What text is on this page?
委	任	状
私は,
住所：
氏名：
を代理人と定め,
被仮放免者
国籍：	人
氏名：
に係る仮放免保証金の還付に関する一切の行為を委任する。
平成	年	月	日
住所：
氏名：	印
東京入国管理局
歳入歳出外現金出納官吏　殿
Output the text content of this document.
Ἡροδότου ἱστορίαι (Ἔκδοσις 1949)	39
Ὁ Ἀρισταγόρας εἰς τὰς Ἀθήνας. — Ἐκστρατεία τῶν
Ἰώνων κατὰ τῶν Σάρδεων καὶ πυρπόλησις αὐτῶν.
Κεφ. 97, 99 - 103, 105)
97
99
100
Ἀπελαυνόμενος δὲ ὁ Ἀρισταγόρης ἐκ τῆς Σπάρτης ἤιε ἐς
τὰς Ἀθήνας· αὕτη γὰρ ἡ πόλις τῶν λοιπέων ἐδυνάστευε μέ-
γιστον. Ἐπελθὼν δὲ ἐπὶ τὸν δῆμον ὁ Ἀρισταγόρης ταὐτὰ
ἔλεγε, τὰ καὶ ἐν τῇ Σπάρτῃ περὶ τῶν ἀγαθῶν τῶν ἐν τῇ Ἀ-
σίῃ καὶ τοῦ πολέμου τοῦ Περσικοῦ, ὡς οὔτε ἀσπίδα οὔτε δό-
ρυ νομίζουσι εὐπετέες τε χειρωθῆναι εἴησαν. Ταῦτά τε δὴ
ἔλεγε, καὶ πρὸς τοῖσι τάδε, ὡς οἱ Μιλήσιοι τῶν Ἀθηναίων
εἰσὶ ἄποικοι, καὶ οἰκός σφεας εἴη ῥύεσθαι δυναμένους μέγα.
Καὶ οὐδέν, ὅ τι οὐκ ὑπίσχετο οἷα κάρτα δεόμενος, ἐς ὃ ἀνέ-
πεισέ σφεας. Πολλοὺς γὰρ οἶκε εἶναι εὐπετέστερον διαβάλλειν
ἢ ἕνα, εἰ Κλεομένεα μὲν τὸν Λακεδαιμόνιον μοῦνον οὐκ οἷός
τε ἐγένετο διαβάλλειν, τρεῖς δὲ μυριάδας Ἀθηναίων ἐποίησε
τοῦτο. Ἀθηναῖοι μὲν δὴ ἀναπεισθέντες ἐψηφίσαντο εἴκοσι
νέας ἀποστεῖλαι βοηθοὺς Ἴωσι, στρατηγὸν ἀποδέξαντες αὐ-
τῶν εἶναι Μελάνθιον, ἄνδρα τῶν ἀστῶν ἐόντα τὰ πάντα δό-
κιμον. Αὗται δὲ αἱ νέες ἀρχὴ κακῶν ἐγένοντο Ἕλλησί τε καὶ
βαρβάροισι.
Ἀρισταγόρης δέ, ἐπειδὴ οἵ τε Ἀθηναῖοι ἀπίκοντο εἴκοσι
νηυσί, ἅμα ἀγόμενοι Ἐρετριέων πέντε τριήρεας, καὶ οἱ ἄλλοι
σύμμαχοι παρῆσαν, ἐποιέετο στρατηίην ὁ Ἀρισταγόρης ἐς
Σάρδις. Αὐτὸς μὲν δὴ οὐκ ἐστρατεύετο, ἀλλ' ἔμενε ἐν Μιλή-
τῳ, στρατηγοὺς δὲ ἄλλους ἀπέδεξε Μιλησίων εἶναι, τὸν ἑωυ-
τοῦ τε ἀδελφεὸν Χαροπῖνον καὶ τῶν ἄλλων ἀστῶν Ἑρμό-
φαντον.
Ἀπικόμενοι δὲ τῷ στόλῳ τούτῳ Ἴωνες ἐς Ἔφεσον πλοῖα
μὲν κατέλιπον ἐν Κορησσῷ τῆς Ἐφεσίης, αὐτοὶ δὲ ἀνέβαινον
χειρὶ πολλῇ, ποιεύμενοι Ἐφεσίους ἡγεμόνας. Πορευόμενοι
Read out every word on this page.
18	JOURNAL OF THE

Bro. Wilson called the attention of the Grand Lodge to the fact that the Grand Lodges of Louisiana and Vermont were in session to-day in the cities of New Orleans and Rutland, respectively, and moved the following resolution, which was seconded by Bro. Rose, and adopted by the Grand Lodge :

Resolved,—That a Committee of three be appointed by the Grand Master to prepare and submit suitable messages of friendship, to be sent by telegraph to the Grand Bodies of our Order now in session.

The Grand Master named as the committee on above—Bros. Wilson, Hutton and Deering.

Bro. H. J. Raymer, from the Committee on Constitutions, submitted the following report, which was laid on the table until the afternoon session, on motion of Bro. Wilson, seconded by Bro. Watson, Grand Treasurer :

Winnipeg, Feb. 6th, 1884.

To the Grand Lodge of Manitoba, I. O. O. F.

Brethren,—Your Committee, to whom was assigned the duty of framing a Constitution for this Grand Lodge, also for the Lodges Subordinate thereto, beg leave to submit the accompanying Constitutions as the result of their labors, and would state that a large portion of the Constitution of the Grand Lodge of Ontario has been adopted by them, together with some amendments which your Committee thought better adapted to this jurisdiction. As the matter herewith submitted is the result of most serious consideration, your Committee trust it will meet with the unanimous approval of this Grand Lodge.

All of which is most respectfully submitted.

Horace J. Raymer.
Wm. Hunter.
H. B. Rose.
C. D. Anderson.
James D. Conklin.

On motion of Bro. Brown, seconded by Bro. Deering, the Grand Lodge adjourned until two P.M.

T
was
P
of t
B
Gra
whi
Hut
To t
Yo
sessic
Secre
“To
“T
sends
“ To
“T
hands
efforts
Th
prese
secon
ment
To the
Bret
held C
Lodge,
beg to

--------------------------------------------------

Task prompt: Copy out all of the lines above exactly.

Result:
What text is on this page?
委	任	状
私は,
住所：
氏名：
を代理人と定め,
被仮放免者
国籍：	人
氏名：
に係る仮放免保証金の還付に関する一切の行為を委任する。
平成	年	月	日
住所：
氏名：	印
東京入国管理局
歳入歳出外現金出納官吏　殿
Output the text content of this document.
Ἡροδότου ἱστορίαι (Ἔκδοσις 1949)	39
Ὁ Ἀρισταγόρας εἰς τὰς Ἀθήνας. — Ἐκστρατεία τῶν
Ἰώνων κατὰ τῶν Σάρδεων καὶ πυρπόλησις αὐτῶν.
Κεφ. 97, 99 - 103, 105)
97
99
100
Ἀπελαυνόμενος δὲ ὁ Ἀρισταγόρης ἐκ τῆς Σπάρτης ἤιε ἐς
τὰς Ἀθήνας· αὕτη γὰρ ἡ πόλις τῶν λοιπέων ἐδυνάστευε μέ-
γιστον. Ἐπελθὼν δὲ ἐπὶ τὸν δῆμον ὁ Ἀρισταγόρης ταὐτὰ
ἔλεγε, τὰ καὶ ἐν τῇ Σπάρτῃ περὶ τῶν ἀγαθῶν τῶν ἐν τῇ Ἀ-
σίῃ καὶ τοῦ πολέμου τοῦ Περσικοῦ, ὡς οὔτε ἀσπίδα οὔτε δό-
ρυ νομίζουσι εὐπετέες τε χειρωθῆναι εἴησαν. Ταῦτά τε δὴ
ἔλεγε, καὶ πρὸς τοῖσι τάδε, ὡς οἱ Μιλήσιοι τῶν Ἀθηναίων
εἰσὶ ἄποικοι, καὶ οἰκός σφεας εἴη ῥύεσθαι δυναμένους μέγα.
Καὶ οὐδέν, ὅ τι οὐκ ὑπίσχετο οἷα κάρτα δεόμενος, ἐς ὃ ἀνέ-
πεισέ σφεας. Πολλοὺς γὰρ οἶκε εἶναι εὐπετέστερον διαβάλλειν
ἢ ἕνα, εἰ Κλεομένεα μὲν τὸν Λακεδαιμόνιον μοῦνον οὐκ οἷός
τε ἐγένετο διαβάλλειν, τρεῖς δὲ μυριάδας Ἀθηναίων ἐποίησε
τοῦτο. Ἀθηναῖοι μὲν δὴ ἀναπεισθέντες ἐψηφίσαντο εἴκοσι
νέας ἀποστεῖλαι βοηθοὺς Ἴωσι, στρατηγὸν ἀποδέξαντες αὐ-
τῶν εἶναι Μελάνθιον, ἄνδρα τῶν ἀστῶν ἐόντα τὰ πάντα δό-
κιμον. Αὗται δὲ αἱ νέες ἀρχὴ κακῶν ἐγένοντο Ἕλλησί τε καὶ
βαρβάροισι.
Ἀρισταγόρης δέ, ἐπειδὴ οἵ τε Ἀθηναῖοι ἀπίκοντο εἴκοσι
νηυσί, ἅμα ἀγόμενοι Ἐρετριέων πέντε τριήρεας, καὶ οἱ ἄλλοι
σύμμαχοι παρῆσαν, ἐποιέετο στρατηίην ὁ Ἀρισταγόρης ἐς
Σάρδις. Αὐτὸς μὲν δὴ οὐκ ἐστρατεύετο, ἀλλ' ἔμενε ἐν Μιλή-
τῳ, στρατηγοὺς δὲ ἄλλους ἀπέδεξε Μιλησίων εἶναι, τὸν ἑωυ-
τοῦ τε ἀδελφεὸν Χαροπῖνον καὶ τῶν ἄλλων ἀστῶν Ἑρμό-
φαντον.
Ἀπικόμενοι δὲ τῷ στόλῳ τούτῳ Ἴωνες ἐς Ἔφεσον πλοῖα
μὲν κατέλιπον ἐν Κορησσῷ τῆς Ἐφεσίης, αὐτοὶ δὲ ἀνέβαινον
χειρὶ πολλῇ, ποιεύμενοι Ἐφεσίους ἡγεμόνας. Πορευόμενοι
Read out every word on this page.
18	JOURNAL OF THE

Bro. Wilson called the attention of the Grand Lodge to the fact that the Grand Lodges of Louisiana and Vermont were in session to-day in the cities of New Orleans and Rutland, respectively, and moved the following resolution, which was seconded by Bro. Rose, and adopted by the Grand Lodge :

Resolved,—That a Committee of three be appointed by the Grand Master to prepare and submit suitable messages of friendship, to be sent by telegraph to the Grand Bodies of our Order now in session.

The Grand Master named as the committee on above—Bros. Wilson, Hutton and Deering.

Bro. H. J. Raymer, from the Committee on Constitutions, submitted the following report, which was laid on the table until the afternoon session, on motion of Bro. Wilson, seconded by Bro. Watson, Grand Treasurer :

Winnipeg, Feb. 6th, 1884.

To the Grand Lodge of Manitoba, I. O. O. F.

Brethren,—Your Committee, to whom was assigned the duty of framing a Constitution for this Grand Lodge, also for the Lodges Subordinate thereto, beg leave to submit the accompanying Constitutions as the result of their labors, and would state that a large portion of the Constitution of the Grand Lodge of Ontario has been adopted by them, together with some amendments which your Committee thought better adapted to this jurisdiction. As the matter herewith submitted is the result of most serious consideration, your Committee trust it will meet with the unanimous approval of this Grand Lodge.

All of which is most respectfully submitted.

Horace J. Raymer.
Wm. Hunter.
H. B. Rose.
C. D. Anderson.
James D. Conklin.

On motion of Bro. Brown, seconded by Bro. Deering, the Grand Lodge adjourned until two P.M.

T
was
P
of t
B
Gra
whi
Hut
To t
Yo
sessic
Secre
“To
“T
sends
“ To
“T
hands
efforts
Th
prese
secon
ment
To the
Bret
held C
Lodge,
beg to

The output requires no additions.